| Exercise task |
From the entries below, tally how many lines contain "Zlatá" and report only that figure.

Data records:

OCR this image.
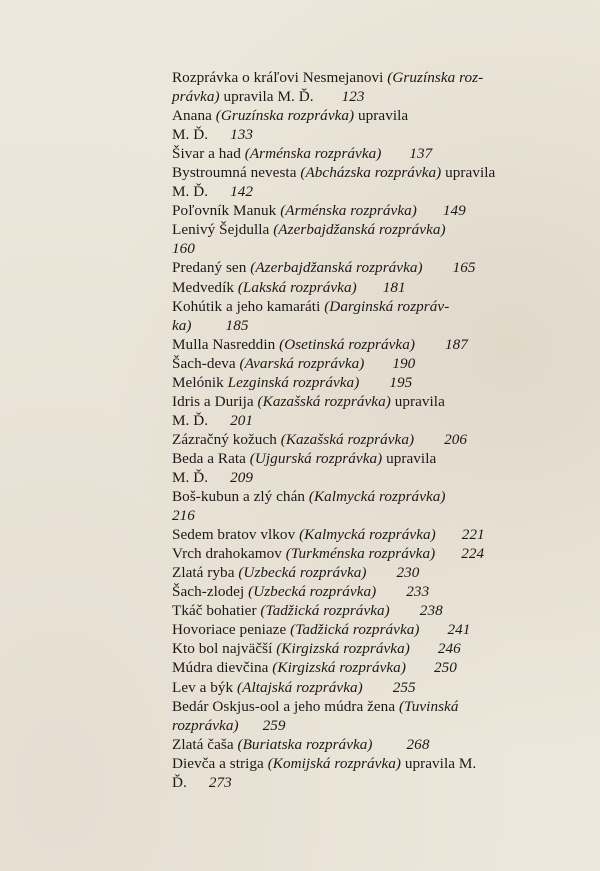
Rozprávka o kráľovi Nesmejanovi (Gruzínska roz-
právka) upravila M. Ď. 123
Anana (Gruzínska rozprávka) upravila
M. Ď. 133
Šivar a had (Arménska rozprávka) 137
Bystroumná nevesta (Abcházska rozprávka) upravila
M. Ď. 142
Poľovník Manuk (Arménska rozprávka) 149
Lenivý Šejdulla (Azerbajdžanská rozprávka)
160
Predaný sen (Azerbajdžanská rozprávka) 165
Medvedík (Lakská rozprávka) 181
Kohútik a jeho kamaráti (Darginská rozpráv-
ka) 185
Mulla Nasreddin (Osetinská rozprávka) 187
Šach-deva (Avarská rozprávka) 190
Melónik Lezginská rozprávka) 195
Idris a Durija (Kazašská rozprávka) upravila
M. Ď. 201
Zázračný kožuch (Kazašská rozprávka) 206
Beda a Rata (Ujgurská rozprávka) upravila
M. Ď. 209
Boš-kubun a zlý chán (Kalmycká rozprávka)
216
Sedem bratov vlkov (Kalmycká rozprávka) 221
Vrch drahokamov (Turkménska rozprávka) 224
Zlatá ryba (Uzbecká rozprávka) 230
Šach-zlodej (Uzbecká rozprávka) 233
Tkáč bohatier (Tadžická rozprávka) 238
Hovoriace peniaze (Tadžická rozprávka) 241
Kto bol najväčší (Kirgizská rozprávka) 246
Múdra dievčina (Kirgizská rozprávka) 250
Lev a býk (Altajská rozprávka) 255
Bedár Oskjus-ool a jeho múdra žena (Tuvinská
rozprávka) 259
Zlatá čaša (Buriatska rozprávka) 268
Dievča a striga (Komijská rozprávka) upravila M.
Ď. 273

| Result of the exercise |
2